Hernia Reporting
Under ICD-10-CM, hernia reporting will be easy for coders as it is quite similar to the ICD-9-CM coding. The codes for reporting hernia are found in the chapter “Diseases of the digestive system”.
A Hernia is defined as an organ or fatty tissue that has pushed through a weak spot in a surrounding muscle or connective tissue. This connective tissue is called fascia. Hernias are caused because of pressure and an opening of muscle or fascia. The pressure pushes the organ or tissue through that opening. The weak muscle is present at birth but occurs later in life. Weakening of the muscle can be due to obesity, malnutrition and smoking. An increase in pressure in the abdomen causes hernia. Constipation or diarrhea, coughing, sneezing, lifting heavy objects are other causes.
Hernia Types:
- Inguinal or inner groin hernia: There is a protrusion of intestine or bladder through the abdominal wall or in the groin.
- Incisional hernia: These are the ones that result from an incision. This is mostly found in elders or obese people.
- Femoral hernia. Also called as outer groin hernia: In this, the intestine enters through a canal which carries the femoral artery to the upper thigh.
- Umbilical hernia or belly button: A part of the small intestine passes through the abdominal wall near the navel. It is very common in newborns. It also affects obese women.
- Hiatal or upper stomach hernia: This happens when there is squeezing of upper stomach through the hiatus.

----

### PROBLEMS TO SOLVE:
• A. According to the hernia text, in which chapter are the codes for reporting hernia found?
• B. Render this sentence from the hernia text in Spanish: "The pressure pushes the organ or tissue through that opening."
• C. Please print the part of the hernia text starting with "- Umbilical hernia" and going on through "through the hiatus.", without any changes.

----

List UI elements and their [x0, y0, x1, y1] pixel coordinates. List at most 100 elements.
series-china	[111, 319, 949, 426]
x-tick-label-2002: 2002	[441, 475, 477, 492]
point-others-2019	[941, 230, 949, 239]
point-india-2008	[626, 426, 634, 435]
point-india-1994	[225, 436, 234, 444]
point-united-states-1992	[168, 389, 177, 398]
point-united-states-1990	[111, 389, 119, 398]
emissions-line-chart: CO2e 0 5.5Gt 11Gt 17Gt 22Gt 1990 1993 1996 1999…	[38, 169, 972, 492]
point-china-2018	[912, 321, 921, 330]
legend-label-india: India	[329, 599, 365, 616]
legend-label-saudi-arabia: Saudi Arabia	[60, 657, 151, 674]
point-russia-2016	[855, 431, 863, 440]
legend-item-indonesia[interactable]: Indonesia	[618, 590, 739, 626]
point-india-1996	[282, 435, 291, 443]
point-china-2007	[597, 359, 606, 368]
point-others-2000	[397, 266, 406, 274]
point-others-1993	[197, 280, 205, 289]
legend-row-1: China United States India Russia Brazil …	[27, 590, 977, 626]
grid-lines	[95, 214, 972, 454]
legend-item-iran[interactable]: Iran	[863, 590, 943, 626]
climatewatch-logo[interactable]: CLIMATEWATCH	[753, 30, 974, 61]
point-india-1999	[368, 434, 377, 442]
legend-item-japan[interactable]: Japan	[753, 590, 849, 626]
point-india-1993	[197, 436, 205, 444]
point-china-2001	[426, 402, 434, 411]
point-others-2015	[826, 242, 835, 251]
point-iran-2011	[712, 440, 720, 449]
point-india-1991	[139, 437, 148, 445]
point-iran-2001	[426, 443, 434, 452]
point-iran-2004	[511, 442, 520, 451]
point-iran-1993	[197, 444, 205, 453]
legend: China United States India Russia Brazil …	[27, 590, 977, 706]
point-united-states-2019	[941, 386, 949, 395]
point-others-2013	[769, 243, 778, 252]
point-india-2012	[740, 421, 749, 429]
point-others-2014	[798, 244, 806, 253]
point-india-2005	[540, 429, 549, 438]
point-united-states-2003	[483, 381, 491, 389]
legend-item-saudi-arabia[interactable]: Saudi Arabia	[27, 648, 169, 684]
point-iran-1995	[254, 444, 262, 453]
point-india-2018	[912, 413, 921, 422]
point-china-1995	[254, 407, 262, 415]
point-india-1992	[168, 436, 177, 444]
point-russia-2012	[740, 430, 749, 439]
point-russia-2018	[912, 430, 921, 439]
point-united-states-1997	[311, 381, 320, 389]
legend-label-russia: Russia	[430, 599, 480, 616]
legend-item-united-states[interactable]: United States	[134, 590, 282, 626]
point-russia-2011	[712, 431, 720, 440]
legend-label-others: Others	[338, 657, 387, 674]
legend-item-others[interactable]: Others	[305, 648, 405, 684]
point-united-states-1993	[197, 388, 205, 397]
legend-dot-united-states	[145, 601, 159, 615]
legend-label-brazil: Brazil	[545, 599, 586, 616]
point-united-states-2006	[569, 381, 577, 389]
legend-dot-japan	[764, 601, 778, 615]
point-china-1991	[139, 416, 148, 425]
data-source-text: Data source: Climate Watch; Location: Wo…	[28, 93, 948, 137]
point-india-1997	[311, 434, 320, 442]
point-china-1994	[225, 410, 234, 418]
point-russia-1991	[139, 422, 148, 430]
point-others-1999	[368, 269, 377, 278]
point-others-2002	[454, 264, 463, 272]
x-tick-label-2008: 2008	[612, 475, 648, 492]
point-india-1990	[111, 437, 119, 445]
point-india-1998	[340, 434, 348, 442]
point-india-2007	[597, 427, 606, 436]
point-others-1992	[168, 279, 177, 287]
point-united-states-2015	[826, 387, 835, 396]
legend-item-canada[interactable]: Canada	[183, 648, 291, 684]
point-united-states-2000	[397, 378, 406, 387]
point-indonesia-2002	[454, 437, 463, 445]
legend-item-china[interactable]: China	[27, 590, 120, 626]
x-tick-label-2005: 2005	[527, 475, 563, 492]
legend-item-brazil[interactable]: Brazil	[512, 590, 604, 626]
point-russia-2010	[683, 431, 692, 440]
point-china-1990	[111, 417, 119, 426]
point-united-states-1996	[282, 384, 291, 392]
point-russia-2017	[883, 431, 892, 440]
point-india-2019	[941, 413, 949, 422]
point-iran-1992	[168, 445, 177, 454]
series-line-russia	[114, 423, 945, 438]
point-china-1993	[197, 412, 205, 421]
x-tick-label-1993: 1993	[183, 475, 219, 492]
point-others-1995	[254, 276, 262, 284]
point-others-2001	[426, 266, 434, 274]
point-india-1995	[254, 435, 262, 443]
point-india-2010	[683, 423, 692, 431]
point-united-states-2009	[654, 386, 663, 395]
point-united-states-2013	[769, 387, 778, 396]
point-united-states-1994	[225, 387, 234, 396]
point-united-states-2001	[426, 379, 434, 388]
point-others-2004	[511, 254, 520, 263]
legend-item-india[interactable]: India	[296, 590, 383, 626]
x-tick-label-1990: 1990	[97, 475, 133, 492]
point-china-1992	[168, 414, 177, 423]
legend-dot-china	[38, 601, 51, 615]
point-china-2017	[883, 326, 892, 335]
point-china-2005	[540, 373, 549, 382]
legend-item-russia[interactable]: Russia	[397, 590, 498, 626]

----

### LIST OF ANSWERS:
• A. In the chapter "Diseases of the digestive system".

• B. La presión empuja el órgano o el tejido a través de esa abertura.

• C.
- Umbilical hernia or belly button: A part of the small intestine passes through the abdominal wall near the navel. It is very common in newborns. It also affects obese women.
- Hiatal or upper stomach hernia: This happens when there is squeezing of upper stomach through the hiatus.